RECORDED INFORMATION:
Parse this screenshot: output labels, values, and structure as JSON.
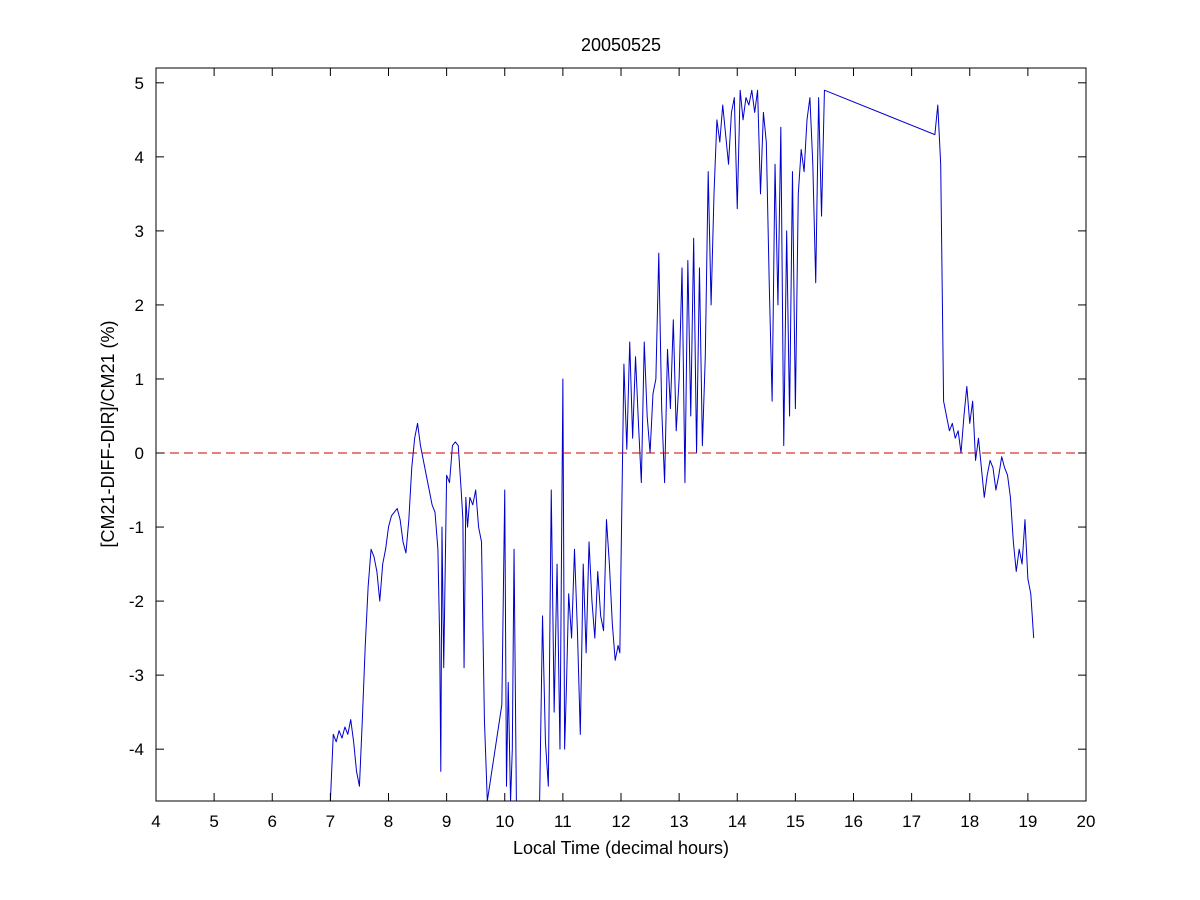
{
  "chart_data": {
    "type": "line",
    "title": "20050525",
    "xlabel": "Local Time (decimal hours)",
    "ylabel": "[CM21-DIFF-DIR]/CM21 (%)",
    "xlim": [
      4,
      20
    ],
    "ylim": [
      -4.7,
      5.2
    ],
    "xticks": [
      "4",
      "5",
      "6",
      "7",
      "8",
      "9",
      "10",
      "11",
      "12",
      "13",
      "14",
      "15",
      "16",
      "17",
      "18",
      "19",
      "20"
    ],
    "yticks": [
      "-4",
      "-3",
      "-2",
      "-1",
      "0",
      "1",
      "2",
      "3",
      "4",
      "5"
    ],
    "xtick_values": [
      4,
      5,
      6,
      7,
      8,
      9,
      10,
      11,
      12,
      13,
      14,
      15,
      16,
      17,
      18,
      19,
      20
    ],
    "ytick_values": [
      -4,
      -3,
      -2,
      -1,
      0,
      1,
      2,
      3,
      4,
      5
    ],
    "series": [
      {
        "color": "#0000cc",
        "x": [
          7.0,
          7.05,
          7.1,
          7.15,
          7.2,
          7.25,
          7.3,
          7.35,
          7.4,
          7.45,
          7.5,
          7.55,
          7.6,
          7.65,
          7.7,
          7.75,
          7.8,
          7.85,
          7.9,
          7.95,
          8.0,
          8.05,
          8.1,
          8.15,
          8.2,
          8.25,
          8.3,
          8.35,
          8.4,
          8.45,
          8.5,
          8.55,
          8.6,
          8.65,
          8.7,
          8.75,
          8.8,
          8.85,
          8.88,
          8.9,
          8.92,
          8.95,
          9.0,
          9.05,
          9.1,
          9.15,
          9.2,
          9.25,
          9.28,
          9.3,
          9.33,
          9.36,
          9.4,
          9.45,
          9.5,
          9.55,
          9.6,
          9.65,
          9.7,
          9.95,
          10.0,
          10.03,
          10.06,
          10.1,
          10.13,
          10.16,
          10.2,
          10.25,
          10.6,
          10.65,
          10.7,
          10.75,
          10.8,
          10.85,
          10.9,
          10.95,
          11.0,
          11.03,
          11.06,
          11.1,
          11.15,
          11.2,
          11.25,
          11.3,
          11.35,
          11.4,
          11.45,
          11.5,
          11.55,
          11.6,
          11.65,
          11.7,
          11.75,
          11.8,
          11.85,
          11.9,
          11.95,
          11.98,
          12.0,
          12.05,
          12.1,
          12.15,
          12.2,
          12.25,
          12.3,
          12.35,
          12.4,
          12.45,
          12.5,
          12.55,
          12.6,
          12.65,
          12.7,
          12.75,
          12.8,
          12.85,
          12.9,
          12.95,
          13.0,
          13.05,
          13.1,
          13.15,
          13.2,
          13.25,
          13.3,
          13.35,
          13.4,
          13.45,
          13.5,
          13.55,
          13.6,
          13.65,
          13.7,
          13.75,
          13.8,
          13.85,
          13.9,
          13.95,
          14.0,
          14.05,
          14.1,
          14.15,
          14.2,
          14.25,
          14.3,
          14.35,
          14.4,
          14.45,
          14.5,
          14.55,
          14.6,
          14.65,
          14.7,
          14.75,
          14.8,
          14.85,
          14.9,
          14.95,
          15.0,
          15.05,
          15.1,
          15.15,
          15.2,
          15.25,
          15.3,
          15.35,
          15.4,
          15.45,
          15.5,
          17.4,
          17.45,
          17.5,
          17.55,
          17.6,
          17.65,
          17.7,
          17.75,
          17.8,
          17.85,
          17.9,
          17.95,
          18.0,
          18.05,
          18.1,
          18.15,
          18.2,
          18.25,
          18.3,
          18.35,
          18.4,
          18.45,
          18.5,
          18.55,
          18.6,
          18.65,
          18.7,
          18.75,
          18.8,
          18.85,
          18.9,
          18.95,
          19.0,
          19.05,
          19.1
        ],
        "y": [
          -4.7,
          -3.8,
          -3.9,
          -3.75,
          -3.85,
          -3.7,
          -3.8,
          -3.6,
          -3.9,
          -4.3,
          -4.5,
          -3.6,
          -2.6,
          -1.8,
          -1.3,
          -1.4,
          -1.6,
          -2.0,
          -1.5,
          -1.3,
          -1.0,
          -0.85,
          -0.8,
          -0.75,
          -0.9,
          -1.2,
          -1.35,
          -0.9,
          -0.2,
          0.2,
          0.4,
          0.1,
          -0.1,
          -0.3,
          -0.5,
          -0.7,
          -0.8,
          -1.3,
          -2.5,
          -4.3,
          -1.0,
          -2.9,
          -0.3,
          -0.4,
          0.1,
          0.15,
          0.1,
          -0.5,
          -0.9,
          -2.9,
          -0.6,
          -1.0,
          -0.6,
          -0.7,
          -0.5,
          -1.0,
          -1.2,
          -3.6,
          -4.7,
          -3.4,
          -0.5,
          -4.5,
          -3.1,
          -4.7,
          -4.0,
          -1.3,
          -4.7,
          -4.7,
          -4.7,
          -2.2,
          -3.9,
          -4.5,
          -0.5,
          -3.5,
          -1.5,
          -4.0,
          1.0,
          -4.0,
          -3.2,
          -1.9,
          -2.5,
          -1.3,
          -2.4,
          -3.8,
          -1.5,
          -2.7,
          -1.2,
          -2.0,
          -2.5,
          -1.6,
          -2.2,
          -2.4,
          -0.9,
          -1.5,
          -2.3,
          -2.8,
          -2.6,
          -2.7,
          -1.5,
          1.2,
          0.05,
          1.5,
          0.2,
          1.3,
          0.4,
          -0.4,
          1.5,
          0.5,
          0.0,
          0.8,
          1.0,
          2.7,
          0.6,
          -0.4,
          1.4,
          0.6,
          1.8,
          0.3,
          1.0,
          2.5,
          -0.4,
          2.6,
          0.5,
          2.9,
          0.0,
          2.5,
          0.1,
          1.3,
          3.8,
          2.0,
          3.5,
          4.5,
          4.2,
          4.7,
          4.3,
          3.9,
          4.6,
          4.8,
          3.3,
          4.9,
          4.5,
          4.8,
          4.7,
          4.9,
          4.6,
          4.9,
          3.5,
          4.6,
          4.2,
          2.3,
          0.7,
          3.9,
          2.0,
          4.4,
          0.1,
          3.0,
          0.5,
          3.8,
          0.6,
          3.5,
          4.1,
          3.8,
          4.5,
          4.8,
          3.9,
          2.3,
          4.8,
          3.2,
          4.9,
          4.3,
          4.7,
          3.9,
          0.7,
          0.5,
          0.3,
          0.4,
          0.2,
          0.3,
          0.0,
          0.5,
          0.9,
          0.4,
          0.7,
          -0.1,
          0.2,
          -0.2,
          -0.6,
          -0.3,
          -0.1,
          -0.2,
          -0.5,
          -0.3,
          -0.05,
          -0.2,
          -0.3,
          -0.6,
          -1.2,
          -1.6,
          -1.3,
          -1.5,
          -0.9,
          -1.7,
          -1.9,
          -2.5
        ]
      }
    ],
    "reference_line": {
      "y": 0,
      "color": "#cc0000",
      "style": "dashed"
    },
    "grid": false,
    "legend": "none"
  }
}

YOUR INSTRUCTIONS: Copy the records exactly. Skip the pictures.

TASK RESPONSE:
Parse this screenshot: output labels, values, and structure as JSON.
{
  "chart_data": {
    "type": "line",
    "title": "20050525",
    "xlabel": "Local Time (decimal hours)",
    "ylabel": "[CM21-DIFF-DIR]/CM21 (%)",
    "xlim": [
      4,
      20
    ],
    "ylim": [
      -4.7,
      5.2
    ],
    "xticks": [
      "4",
      "5",
      "6",
      "7",
      "8",
      "9",
      "10",
      "11",
      "12",
      "13",
      "14",
      "15",
      "16",
      "17",
      "18",
      "19",
      "20"
    ],
    "yticks": [
      "-4",
      "-3",
      "-2",
      "-1",
      "0",
      "1",
      "2",
      "3",
      "4",
      "5"
    ],
    "xtick_values": [
      4,
      5,
      6,
      7,
      8,
      9,
      10,
      11,
      12,
      13,
      14,
      15,
      16,
      17,
      18,
      19,
      20
    ],
    "ytick_values": [
      -4,
      -3,
      -2,
      -1,
      0,
      1,
      2,
      3,
      4,
      5
    ],
    "series": [
      {
        "color": "#0000cc",
        "x": [
          7.0,
          7.05,
          7.1,
          7.15,
          7.2,
          7.25,
          7.3,
          7.35,
          7.4,
          7.45,
          7.5,
          7.55,
          7.6,
          7.65,
          7.7,
          7.75,
          7.8,
          7.85,
          7.9,
          7.95,
          8.0,
          8.05,
          8.1,
          8.15,
          8.2,
          8.25,
          8.3,
          8.35,
          8.4,
          8.45,
          8.5,
          8.55,
          8.6,
          8.65,
          8.7,
          8.75,
          8.8,
          8.85,
          8.88,
          8.9,
          8.92,
          8.95,
          9.0,
          9.05,
          9.1,
          9.15,
          9.2,
          9.25,
          9.28,
          9.3,
          9.33,
          9.36,
          9.4,
          9.45,
          9.5,
          9.55,
          9.6,
          9.65,
          9.7,
          9.95,
          10.0,
          10.03,
          10.06,
          10.1,
          10.13,
          10.16,
          10.2,
          10.25,
          10.6,
          10.65,
          10.7,
          10.75,
          10.8,
          10.85,
          10.9,
          10.95,
          11.0,
          11.03,
          11.06,
          11.1,
          11.15,
          11.2,
          11.25,
          11.3,
          11.35,
          11.4,
          11.45,
          11.5,
          11.55,
          11.6,
          11.65,
          11.7,
          11.75,
          11.8,
          11.85,
          11.9,
          11.95,
          11.98,
          12.0,
          12.05,
          12.1,
          12.15,
          12.2,
          12.25,
          12.3,
          12.35,
          12.4,
          12.45,
          12.5,
          12.55,
          12.6,
          12.65,
          12.7,
          12.75,
          12.8,
          12.85,
          12.9,
          12.95,
          13.0,
          13.05,
          13.1,
          13.15,
          13.2,
          13.25,
          13.3,
          13.35,
          13.4,
          13.45,
          13.5,
          13.55,
          13.6,
          13.65,
          13.7,
          13.75,
          13.8,
          13.85,
          13.9,
          13.95,
          14.0,
          14.05,
          14.1,
          14.15,
          14.2,
          14.25,
          14.3,
          14.35,
          14.4,
          14.45,
          14.5,
          14.55,
          14.6,
          14.65,
          14.7,
          14.75,
          14.8,
          14.85,
          14.9,
          14.95,
          15.0,
          15.05,
          15.1,
          15.15,
          15.2,
          15.25,
          15.3,
          15.35,
          15.4,
          15.45,
          15.5,
          17.4,
          17.45,
          17.5,
          17.55,
          17.6,
          17.65,
          17.7,
          17.75,
          17.8,
          17.85,
          17.9,
          17.95,
          18.0,
          18.05,
          18.1,
          18.15,
          18.2,
          18.25,
          18.3,
          18.35,
          18.4,
          18.45,
          18.5,
          18.55,
          18.6,
          18.65,
          18.7,
          18.75,
          18.8,
          18.85,
          18.9,
          18.95,
          19.0,
          19.05,
          19.1
        ],
        "y": [
          -4.7,
          -3.8,
          -3.9,
          -3.75,
          -3.85,
          -3.7,
          -3.8,
          -3.6,
          -3.9,
          -4.3,
          -4.5,
          -3.6,
          -2.6,
          -1.8,
          -1.3,
          -1.4,
          -1.6,
          -2.0,
          -1.5,
          -1.3,
          -1.0,
          -0.85,
          -0.8,
          -0.75,
          -0.9,
          -1.2,
          -1.35,
          -0.9,
          -0.2,
          0.2,
          0.4,
          0.1,
          -0.1,
          -0.3,
          -0.5,
          -0.7,
          -0.8,
          -1.3,
          -2.5,
          -4.3,
          -1.0,
          -2.9,
          -0.3,
          -0.4,
          0.1,
          0.15,
          0.1,
          -0.5,
          -0.9,
          -2.9,
          -0.6,
          -1.0,
          -0.6,
          -0.7,
          -0.5,
          -1.0,
          -1.2,
          -3.6,
          -4.7,
          -3.4,
          -0.5,
          -4.5,
          -3.1,
          -4.7,
          -4.0,
          -1.3,
          -4.7,
          -4.7,
          -4.7,
          -2.2,
          -3.9,
          -4.5,
          -0.5,
          -3.5,
          -1.5,
          -4.0,
          1.0,
          -4.0,
          -3.2,
          -1.9,
          -2.5,
          -1.3,
          -2.4,
          -3.8,
          -1.5,
          -2.7,
          -1.2,
          -2.0,
          -2.5,
          -1.6,
          -2.2,
          -2.4,
          -0.9,
          -1.5,
          -2.3,
          -2.8,
          -2.6,
          -2.7,
          -1.5,
          1.2,
          0.05,
          1.5,
          0.2,
          1.3,
          0.4,
          -0.4,
          1.5,
          0.5,
          0.0,
          0.8,
          1.0,
          2.7,
          0.6,
          -0.4,
          1.4,
          0.6,
          1.8,
          0.3,
          1.0,
          2.5,
          -0.4,
          2.6,
          0.5,
          2.9,
          0.0,
          2.5,
          0.1,
          1.3,
          3.8,
          2.0,
          3.5,
          4.5,
          4.2,
          4.7,
          4.3,
          3.9,
          4.6,
          4.8,
          3.3,
          4.9,
          4.5,
          4.8,
          4.7,
          4.9,
          4.6,
          4.9,
          3.5,
          4.6,
          4.2,
          2.3,
          0.7,
          3.9,
          2.0,
          4.4,
          0.1,
          3.0,
          0.5,
          3.8,
          0.6,
          3.5,
          4.1,
          3.8,
          4.5,
          4.8,
          3.9,
          2.3,
          4.8,
          3.2,
          4.9,
          4.3,
          4.7,
          3.9,
          0.7,
          0.5,
          0.3,
          0.4,
          0.2,
          0.3,
          0.0,
          0.5,
          0.9,
          0.4,
          0.7,
          -0.1,
          0.2,
          -0.2,
          -0.6,
          -0.3,
          -0.1,
          -0.2,
          -0.5,
          -0.3,
          -0.05,
          -0.2,
          -0.3,
          -0.6,
          -1.2,
          -1.6,
          -1.3,
          -1.5,
          -0.9,
          -1.7,
          -1.9,
          -2.5
        ]
      }
    ],
    "reference_line": {
      "y": 0,
      "color": "#cc0000",
      "style": "dashed"
    },
    "grid": false,
    "legend": "none"
  }
}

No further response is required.